Instruction
In the records that follow, show each line where the word "所成的角为" is present.

(begin)

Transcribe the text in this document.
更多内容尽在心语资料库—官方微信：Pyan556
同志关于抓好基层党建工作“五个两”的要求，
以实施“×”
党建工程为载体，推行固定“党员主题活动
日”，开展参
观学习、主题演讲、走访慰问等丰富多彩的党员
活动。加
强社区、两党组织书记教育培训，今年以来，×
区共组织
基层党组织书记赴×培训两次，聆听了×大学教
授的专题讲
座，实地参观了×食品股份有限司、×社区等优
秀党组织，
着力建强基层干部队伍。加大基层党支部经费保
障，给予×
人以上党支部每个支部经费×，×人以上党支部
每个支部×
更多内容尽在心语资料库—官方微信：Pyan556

(end)
(begin)

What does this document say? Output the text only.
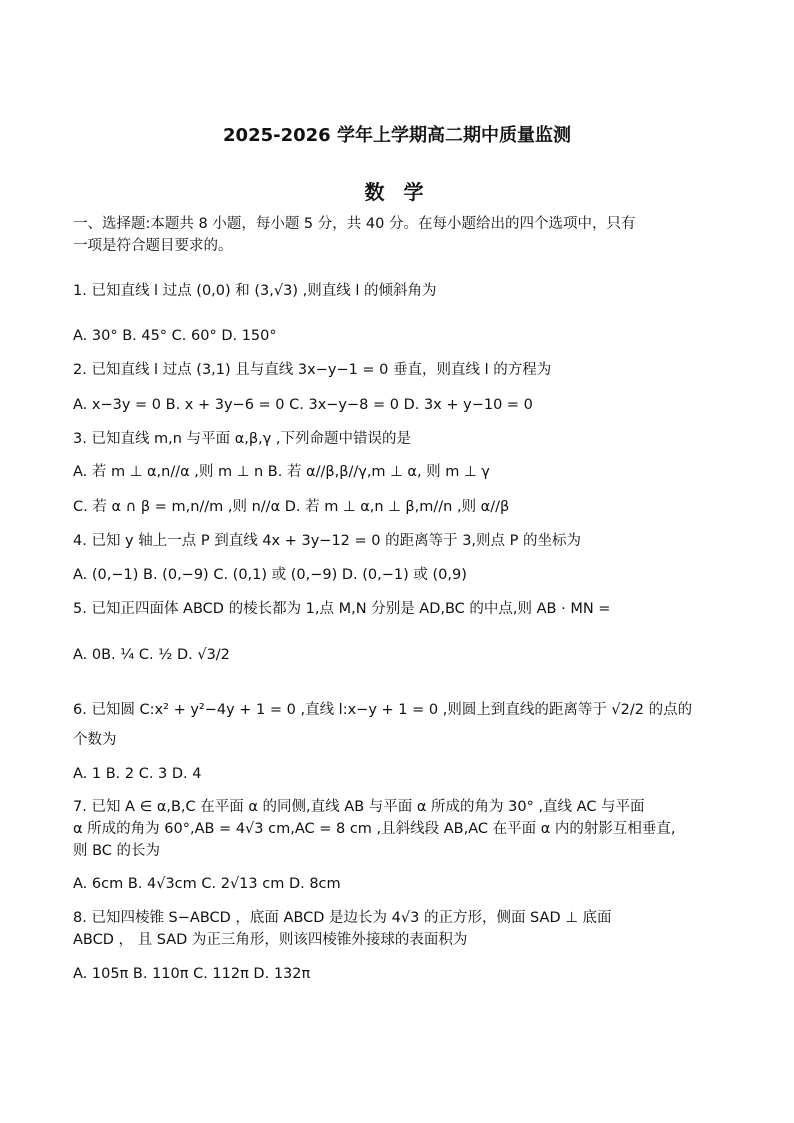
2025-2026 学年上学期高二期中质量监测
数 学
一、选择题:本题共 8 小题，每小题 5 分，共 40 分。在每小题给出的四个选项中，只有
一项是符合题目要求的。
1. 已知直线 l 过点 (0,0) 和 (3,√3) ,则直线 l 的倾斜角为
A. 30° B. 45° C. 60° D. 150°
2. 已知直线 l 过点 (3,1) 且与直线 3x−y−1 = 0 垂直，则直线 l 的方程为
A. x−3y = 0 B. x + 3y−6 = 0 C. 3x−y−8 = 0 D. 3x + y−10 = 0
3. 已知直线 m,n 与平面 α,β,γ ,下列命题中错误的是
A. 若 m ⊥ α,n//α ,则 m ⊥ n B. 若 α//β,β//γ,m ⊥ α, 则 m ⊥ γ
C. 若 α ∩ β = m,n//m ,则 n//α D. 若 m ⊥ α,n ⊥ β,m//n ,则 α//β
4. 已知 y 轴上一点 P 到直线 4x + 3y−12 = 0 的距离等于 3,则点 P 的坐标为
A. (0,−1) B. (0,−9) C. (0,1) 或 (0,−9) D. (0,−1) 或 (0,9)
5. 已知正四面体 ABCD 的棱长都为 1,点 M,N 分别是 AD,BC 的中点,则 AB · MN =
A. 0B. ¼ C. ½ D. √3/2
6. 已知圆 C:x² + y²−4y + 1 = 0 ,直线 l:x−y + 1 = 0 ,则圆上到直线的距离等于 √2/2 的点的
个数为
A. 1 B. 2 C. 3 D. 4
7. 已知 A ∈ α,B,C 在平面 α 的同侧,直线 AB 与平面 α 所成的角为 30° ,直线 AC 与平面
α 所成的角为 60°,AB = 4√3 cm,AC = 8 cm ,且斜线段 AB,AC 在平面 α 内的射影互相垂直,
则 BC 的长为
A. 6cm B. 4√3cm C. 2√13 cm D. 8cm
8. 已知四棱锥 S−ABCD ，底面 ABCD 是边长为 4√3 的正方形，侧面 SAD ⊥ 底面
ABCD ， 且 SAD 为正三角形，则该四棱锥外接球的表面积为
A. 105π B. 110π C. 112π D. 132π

(end)

Exercise output
7. 已知 A ∈ α,B,C 在平面 α 的同侧,直线 AB 与平面 α 所成的角为 30° ,直线 AC 与平面
α 所成的角为 60°,AB = 4√3 cm,AC = 8 cm ,且斜线段 AB,AC 在平面 α 内的射影互相垂直,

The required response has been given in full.